### YOUR OBJECTIVE
From the entries below, copy out every line with "would" in it.

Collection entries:
···
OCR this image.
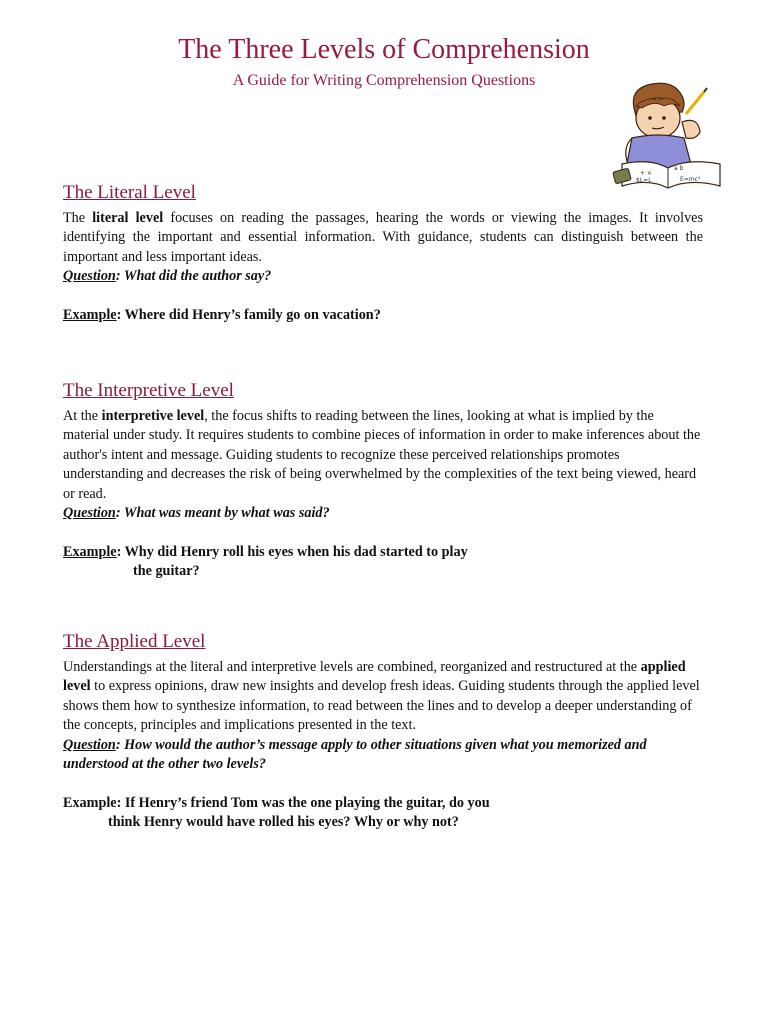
The Three Levels of Comprehension
A Guide for Writing Comprehension Questions
a b
+ ×
$L=L	E=mc²
The Literal Level

The literal level focuses on reading the passages, hearing the words or viewing the images. It involves identifying the important and essential information. With guidance, students can distinguish between the important and less important ideas.

Question: What did the author say?

Example: Where did Henry’s family go on vacation?

The Interpretive Level

At the interpretive level, the focus shifts to reading between the lines, looking at what is implied by the material under study. It requires students to combine pieces of information in order to make inferences about the author's intent and message. Guiding students to recognize these perceived relationships promotes understanding and decreases the risk of being overwhelmed by the complexities of the text being viewed, heard or read.

Question: What was meant by what was said?

Example: Why did Henry roll his eyes when his dad started to play

the guitar?

The Applied Level

Understandings at the literal and interpretive levels are combined, reorganized and restructured at the applied level to express opinions, draw new insights and develop fresh ideas. Guiding students through the applied level shows them how to synthesize information, to read between the lines and to develop a deeper understanding of the concepts, principles and implications presented in the text.

Question: How would the author’s message apply to other situations given what you memorized and understood at the other two levels?

Example: If Henry’s friend Tom was the one playing the guitar, do you

think Henry would have rolled his eyes? Why or why not?
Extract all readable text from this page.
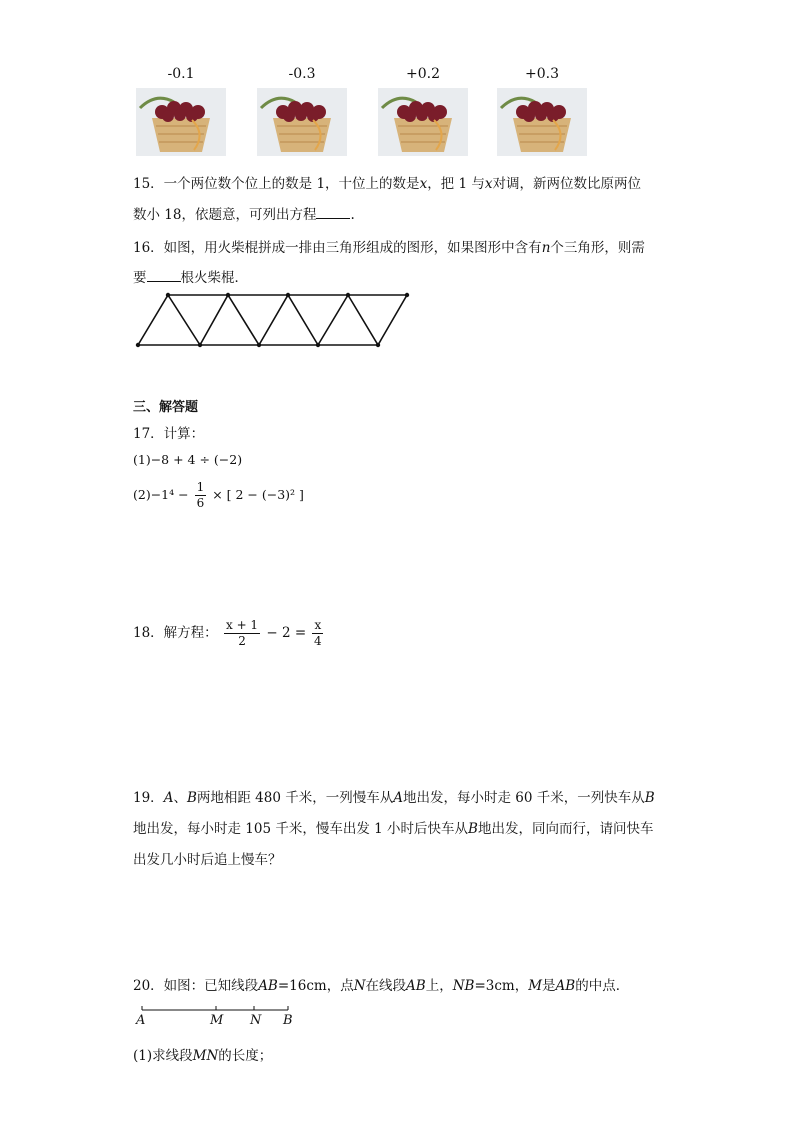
-0.1	-0.3	+0.2	+0.3
15．一个两位数个位上的数是 1，十位上的数是x，把 1 与x对调，新两位数比原两位
数小 18，依题意，可列出方程	.
16．如图，用火柴棍拼成一排由三角形组成的图形，如果图形中含有n个三角形，则需
要	根火柴棍．
三、解答题
17．计算：
(1)−8 + 4 ÷ (−2)
$(2)-1^4 - \frac{1}{6}$ × [ 2 − (−3)² ]
18．解方程： $\frac{x + 1}{2} - 2 = \frac{x}{4}$
19．A、B两地相距 480 千米，一列慢车从A地出发，每小时走 60 千米，一列快车从B
地出发，每小时走 105 千米，慢车出发 1 小时后快车从B地出发，同向而行，请问快车
出发几小时后追上慢车？
20．如图：已知线段AB=16cm，点N在线段AB上，NB=3cm，M是AB的中点．
A	M N B
(1)求线段MN的长度；
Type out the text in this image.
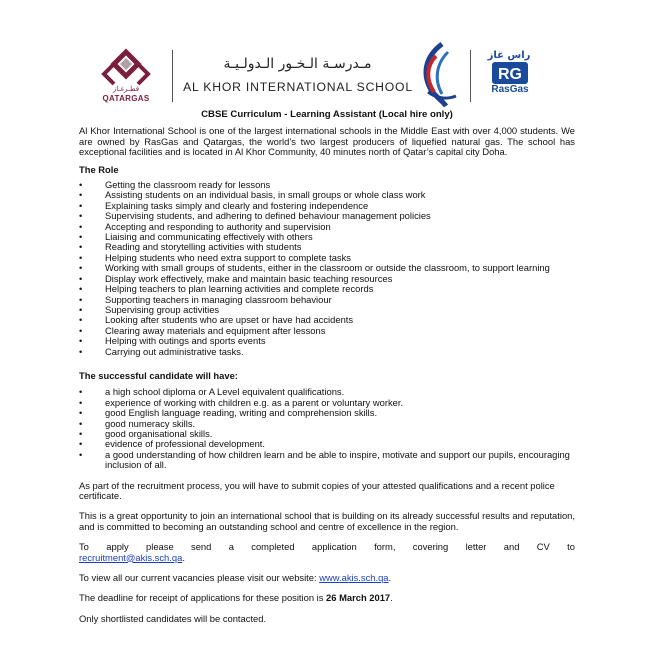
قطـرغـاز
QATARGAS
مـدرسـة الـخـور الـدولـيـة
AL KHOR INTERNATIONAL SCHOOL
راس غاز
RG
RasGas
CBSE Curriculum - Learning Assistant (Local hire only)

Al Khor International School is one of the largest international schools in the Middle East with over 4,000 students. We are owned by RasGas and Qatargas, the world’s two largest producers of liquefied natural gas. The school has exceptional facilities and is located in Al Khor Community, 40 minutes north of Qatar’s capital city Doha.

The Role
• Getting the classroom ready for lessons
• Assisting students on an individual basis, in small groups or whole class work
• Explaining tasks simply and clearly and fostering independence
• Supervising students, and adhering to defined behaviour management policies
• Accepting and responding to authority and supervision
• Liaising and communicating effectively with others
• Reading and storytelling activities with students
• Helping students who need extra support to complete tasks
• Working with small groups of students, either in the classroom or outside the classroom, to support learning
• Display work effectively, make and maintain basic teaching resources
• Helping teachers to plan learning activities and complete records
• Supporting teachers in managing classroom behaviour
• Supervising group activities
• Looking after students who are upset or have had accidents
• Clearing away materials and equipment after lessons
• Helping with outings and sports events
• Carrying out administrative tasks.
The successful candidate will have:
• a high school diploma or A Level equivalent qualifications.
• experience of working with children e.g. as a parent or voluntary worker.
• good English language reading, writing and comprehension skills.
• good numeracy skills.
• good organisational skills.
• evidence of professional development.
• a good understanding of how children learn and be able to inspire, motivate and support our pupils, encouraging inclusion of all.

As part of the recruitment process, you will have to submit copies of your attested qualifications and a recent police certificate.

This is a great opportunity to join an international school that is building on its already successful results and reputation, and is committed to becoming an outstanding school and centre of excellence in the region.

To apply please send a completed application form, covering letter and CV to

recruitment@akis.sch.qa.

To view all our current vacancies please visit our website: www.akis.sch.qa.

The deadline for receipt of applications for these position is 26 March 2017.

Only shortlisted candidates will be contacted.
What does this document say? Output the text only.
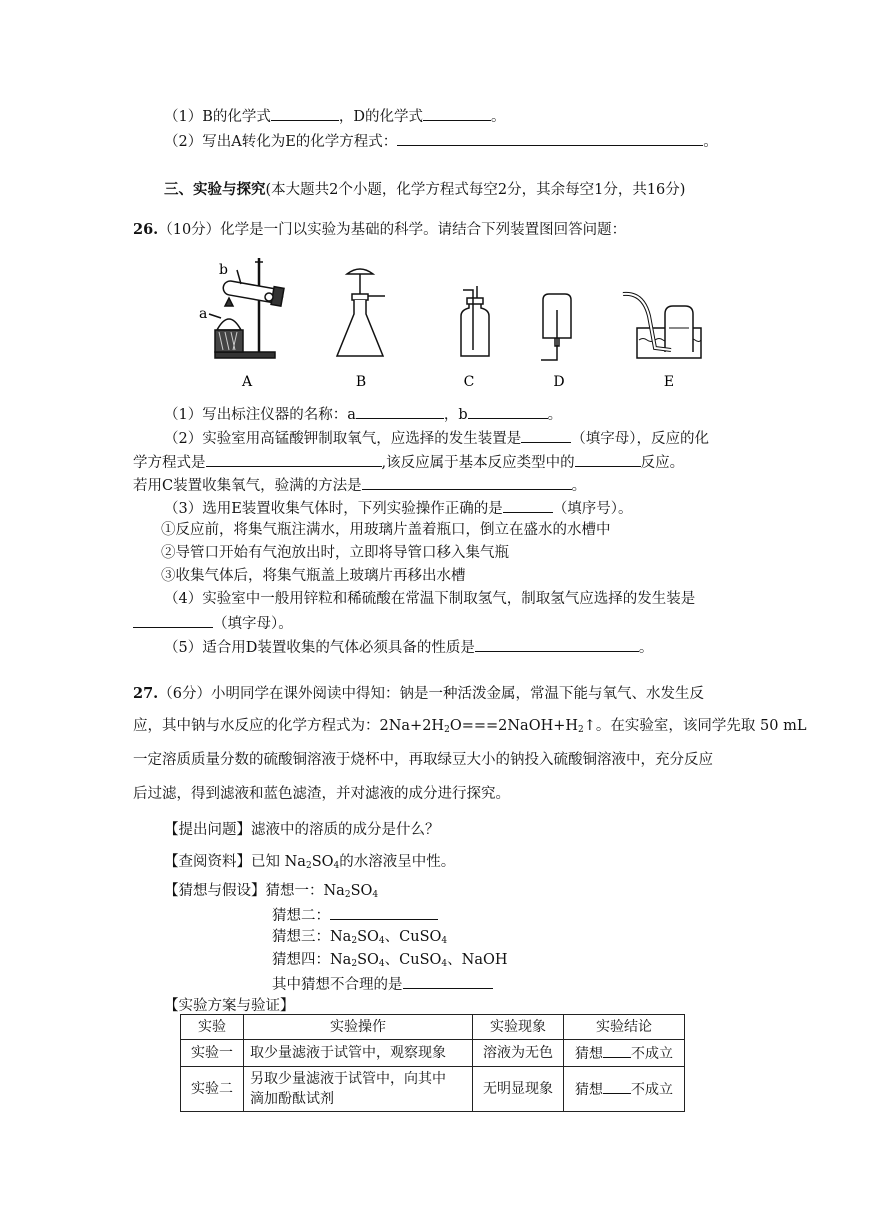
（1）B的化学式	，D的化学式	。
（2）写出A转化为E的化学方程式：	。
三、实验与探究(本大题共2个小题，化学方程式每空2分，其余每空1分，共16分)
26.（10分）化学是一门以实验为基础的科学。请结合下列装置图回答问题：
b
a
A	B	C	D	E
（1）写出标注仪器的名称：a	，b	。
（2）实验室用高锰酸钾制取氧气，应选择的发生装置是	（填字母），反应的化
学方程式是	,该反应属于基本反应类型中的	反应。
若用C装置收集氧气，验满的方法是	。
（3）选用E装置收集气体时，下列实验操作正确的是	（填序号）。
①反应前，将集气瓶注满水，用玻璃片盖着瓶口，倒立在盛水的水槽中
②导管口开始有气泡放出时，立即将导管口移入集气瓶
③收集气体后，将集气瓶盖上玻璃片再移出水槽
（4）实验室中一般用锌粒和稀硫酸在常温下制取氢气，制取氢气应选择的发生装是
（填字母）。
（5）适合用D装置收集的气体必须具备的性质是	。
27.（6分）小明同学在课外阅读中得知：钠是一种活泼金属，常温下能与氧气、水发生反
应，其中钠与水反应的化学方程式为：$2Na+2H_2O===2NaOH+H_2↑$。在实验室，该同学先取 50 mL
一定溶质质量分数的硫酸铜溶液于烧杯中，再取绿豆大小的钠投入硫酸铜溶液中，充分反应
后过滤，得到滤液和蓝色滤渣，并对滤液的成分进行探究。
【提出问题】滤液中的溶质的成分是什么？
【查阅资料】已知 $Na_2SO_4$的水溶液呈中性。
【猜想与假设】猜想一：$Na_2SO_4$
猜想二：
猜想三：$Na_2SO_4$、CuSO$_4$
猜想四：$Na_2SO_4$、CuSO$_4$、NaOH
其中猜想不合理的是
【实验方案与验证】
实验	实验操作	实验现象	实验结论
实验一	取少量滤液于试管中，观察现象	溶液为无色	猜想 不成立
实验二	另取少量滤液于试管中，向其中
滴加酚酞试剂	无明显现象	猜想 不成立
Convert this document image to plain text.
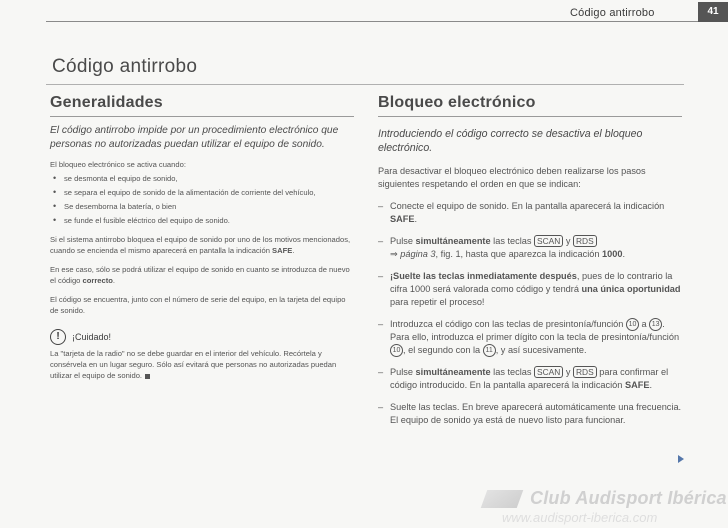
Código antirrobo	41
Código antirrobo
Generalidades

El código antirrobo impide por un procedimiento electrónico que personas no autorizadas puedan utilizar el equipo de sonido.

El bloqueo electrónico se activa cuando:

• se desmonta el equipo de sonido,
• se separa el equipo de sonido de la alimentación de corriente del vehículo,
• Se desemborna la batería, o bien
• se funde el fusible eléctrico del equipo de sonido.

Si el sistema antirrobo bloquea el equipo de sonido por uno de los motivos mencionados, cuando se encienda el mismo aparecerá en pantalla la indicación SAFE.

En ese caso, sólo se podrá utilizar el equipo de sonido en cuanto se introduzca de nuevo el código correcto.

El código se encuentra, junto con el número de serie del equipo, en la tarjeta del equipo de sonido.

!	¡Cuidado!

La "tarjeta de la radio" no se debe guardar en el interior del vehículo. Recórtela y consérvela en un lugar seguro. Sólo así evitará que personas no autorizadas puedan utilizar el equipo de sonido.

Bloqueo electrónico

Introduciendo el código correcto se desactiva el bloqueo electrónico.

Para desactivar el bloqueo electrónico deben realizarse los pasos siguientes respetando el orden en que se indican:

– Conecte el equipo de sonido. En la pantalla aparecerá la indicación SAFE.
– Pulse simultáneamente las teclas SCAN y RDS
⇒ página 3, fig. 1, hasta que aparezca la indicación 1000.
– ¡Suelte las teclas inmediatamente después, pues de lo contrario la cifra 1000 será valorada como código y tendrá una única oportunidad para repetir el proceso!
– Introduzca el código con las teclas de presintonía/función 10 a 13 . Para ello, introduzca el primer dígito con la tecla de presintonía/función 10 , el segundo con la 11 , y así sucesivamente.
– Pulse simultáneamente las teclas SCAN y RDS para confirmar el código introducido. En la pantalla aparecerá la indicación SAFE.
– Suelte las teclas. En breve aparecerá automáticamente una frecuencia. El equipo de sonido ya está de nuevo listo para funcionar.
Club Audisport Ibérica
www.audisport-iberica.com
···
### THE COMPLETED TASK
Question: How would the author’s message apply to other situations given what you memorized and understood at the other two levels?
think Henry would have rolled his eyes? Why or why not?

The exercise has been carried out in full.